▸ **PROBLEM REQUIREMENTS**
Copy the items below verbatim, starting with the very first line and stopping after the line that contains "bar-rows-container: Строительство 3,55%".

=====

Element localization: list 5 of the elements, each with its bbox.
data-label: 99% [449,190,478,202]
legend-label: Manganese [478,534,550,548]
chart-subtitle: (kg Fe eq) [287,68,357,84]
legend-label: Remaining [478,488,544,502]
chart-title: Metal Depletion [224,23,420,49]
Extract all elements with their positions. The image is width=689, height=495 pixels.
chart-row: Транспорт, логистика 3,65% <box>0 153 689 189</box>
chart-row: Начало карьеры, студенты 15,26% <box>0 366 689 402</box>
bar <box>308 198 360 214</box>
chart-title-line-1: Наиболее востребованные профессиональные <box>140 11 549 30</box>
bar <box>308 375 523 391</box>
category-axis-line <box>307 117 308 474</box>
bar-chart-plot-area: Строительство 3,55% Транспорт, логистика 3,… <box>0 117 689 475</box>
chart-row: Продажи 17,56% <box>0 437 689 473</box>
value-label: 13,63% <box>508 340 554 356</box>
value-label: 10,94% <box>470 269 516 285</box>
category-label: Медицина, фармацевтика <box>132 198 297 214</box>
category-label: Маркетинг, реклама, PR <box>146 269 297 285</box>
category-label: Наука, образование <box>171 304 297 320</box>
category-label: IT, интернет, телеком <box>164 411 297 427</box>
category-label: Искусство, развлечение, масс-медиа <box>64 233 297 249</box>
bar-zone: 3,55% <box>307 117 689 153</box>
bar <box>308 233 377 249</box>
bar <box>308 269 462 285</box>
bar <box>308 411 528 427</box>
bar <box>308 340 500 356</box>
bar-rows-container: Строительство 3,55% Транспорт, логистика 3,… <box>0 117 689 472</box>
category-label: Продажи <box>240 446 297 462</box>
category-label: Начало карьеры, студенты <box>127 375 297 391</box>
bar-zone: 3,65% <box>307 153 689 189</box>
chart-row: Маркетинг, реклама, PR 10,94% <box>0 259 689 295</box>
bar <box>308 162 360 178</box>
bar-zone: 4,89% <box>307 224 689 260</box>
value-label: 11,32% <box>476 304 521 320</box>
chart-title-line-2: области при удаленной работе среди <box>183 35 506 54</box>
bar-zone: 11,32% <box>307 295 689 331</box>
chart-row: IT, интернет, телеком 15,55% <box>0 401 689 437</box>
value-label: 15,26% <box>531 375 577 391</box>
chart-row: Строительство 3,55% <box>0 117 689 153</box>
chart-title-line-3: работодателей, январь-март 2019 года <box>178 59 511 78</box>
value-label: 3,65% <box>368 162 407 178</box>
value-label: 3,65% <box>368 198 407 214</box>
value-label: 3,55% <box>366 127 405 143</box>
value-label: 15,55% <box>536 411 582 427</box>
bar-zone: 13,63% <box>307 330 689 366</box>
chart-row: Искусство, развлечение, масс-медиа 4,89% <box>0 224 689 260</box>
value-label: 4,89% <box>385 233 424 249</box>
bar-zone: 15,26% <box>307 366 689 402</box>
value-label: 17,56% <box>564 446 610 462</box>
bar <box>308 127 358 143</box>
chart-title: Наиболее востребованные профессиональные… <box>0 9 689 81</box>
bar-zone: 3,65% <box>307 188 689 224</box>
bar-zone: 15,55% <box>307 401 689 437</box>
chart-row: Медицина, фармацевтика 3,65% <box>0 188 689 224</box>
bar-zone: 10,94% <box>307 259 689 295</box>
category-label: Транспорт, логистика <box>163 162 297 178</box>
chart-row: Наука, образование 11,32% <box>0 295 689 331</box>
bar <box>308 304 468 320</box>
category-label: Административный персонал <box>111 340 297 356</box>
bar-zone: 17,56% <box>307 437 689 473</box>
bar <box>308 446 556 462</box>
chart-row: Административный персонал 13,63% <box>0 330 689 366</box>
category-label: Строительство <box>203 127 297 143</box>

=====

▸ **EXPECTED ANSWER**
Element localization: list 5 of the elements, each with its bbox.
data-label: 99% [449,190,478,202]
legend-label: Manganese [478,534,550,548]
chart-subtitle: (kg Fe eq) [287,68,357,84]
legend-label: Remaining [478,488,544,502]
chart-title: Metal Depletion [224,23,420,49]
Extract all elements with their positions. The image is width=689, height=495 pixels.
chart-row: Транспорт, логистика 3,65% <box>0 153 689 189</box>
chart-row: Начало карьеры, студенты 15,26% <box>0 366 689 402</box>
bar <box>308 198 360 214</box>
chart-title-line-1: Наиболее востребованные профессиональные <box>140 11 549 30</box>
bar <box>308 375 523 391</box>
category-axis-line <box>307 117 308 474</box>
bar-chart-plot-area: Строительство 3,55% Транспорт, логистика 3,… <box>0 117 689 475</box>
chart-row: Продажи 17,56% <box>0 437 689 473</box>
value-label: 13,63% <box>508 340 554 356</box>
value-label: 10,94% <box>470 269 516 285</box>
category-label: Медицина, фармацевтика <box>132 198 297 214</box>
category-label: Маркетинг, реклама, PR <box>146 269 297 285</box>
category-label: Наука, образование <box>171 304 297 320</box>
category-label: IT, интернет, телеком <box>164 411 297 427</box>
category-label: Искусство, развлечение, масс-медиа <box>64 233 297 249</box>
bar-zone: 3,55% <box>307 117 689 153</box>
bar <box>308 233 377 249</box>
bar <box>308 269 462 285</box>
bar <box>308 411 528 427</box>
bar <box>308 340 500 356</box>
bar-rows-container: Строительство 3,55% Транспорт, логистика 3,… <box>0 117 689 472</box>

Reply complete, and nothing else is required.